··· TASK INPUTS ···
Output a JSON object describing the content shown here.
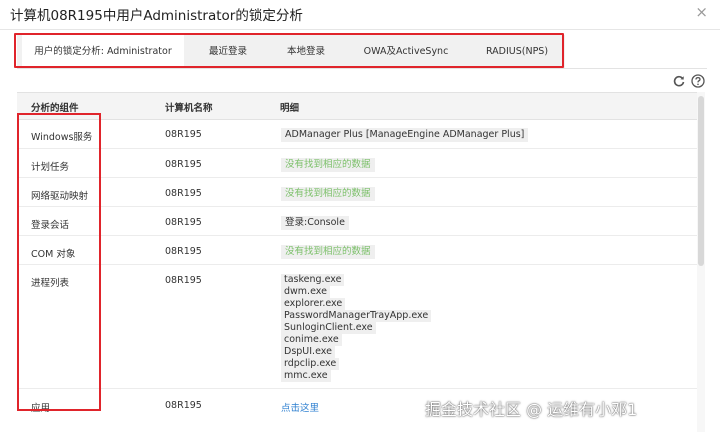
{
  "dialog": {
    "title": "计算机08R195中用户Administrator的锁定分析",
    "close_glyph": "×"
  },
  "tabs": [
    {
      "label": "用户的锁定分析: Administrator",
      "active": true
    },
    {
      "label": "最近登录",
      "active": false
    },
    {
      "label": "本地登录",
      "active": false
    },
    {
      "label": "OWA及ActiveSync",
      "active": false
    },
    {
      "label": "RADIUS(NPS)",
      "active": false
    }
  ],
  "toolbar": {
    "refresh_icon": "refresh-icon",
    "help_icon": "help-icon"
  },
  "table": {
    "headers": [
      "分析的组件",
      "计算机名称",
      "明细"
    ],
    "rows": [
      {
        "component": "Windows服务",
        "computer": "08R195",
        "detail": "ADManager Plus [ManageEngine ADManager Plus]"
      },
      {
        "component": "计划任务",
        "computer": "08R195",
        "detail": "没有找到相应的数据"
      },
      {
        "component": "网络驱动映射",
        "computer": "08R195",
        "detail": "没有找到相应的数据"
      },
      {
        "component": "登录会话",
        "computer": "08R195",
        "detail": "登录:Console"
      },
      {
        "component": "COM 对象",
        "computer": "08R195",
        "detail": "没有找到相应的数据"
      },
      {
        "component": "进程列表",
        "computer": "08R195",
        "processes": [
          "taskeng.exe",
          "dwm.exe",
          "explorer.exe",
          "PasswordManagerTrayApp.exe",
          "SunloginClient.exe",
          "conime.exe",
          "DspUI.exe",
          "rdpclip.exe",
          "mmc.exe"
        ]
      },
      {
        "component": "应用",
        "computer": "08R195",
        "detail": "点击这里"
      }
    ]
  },
  "colors": {
    "highlight": "#e0242b",
    "no_data_text": "#7cc06a",
    "link": "#2d7fd0"
  },
  "watermark": "掘金技术社区 @ 运维有小邓1"
}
···
From the records above, pull out every line containing the word "icon".

    "refresh_icon": "refresh-icon",
    "help_icon": "help-icon"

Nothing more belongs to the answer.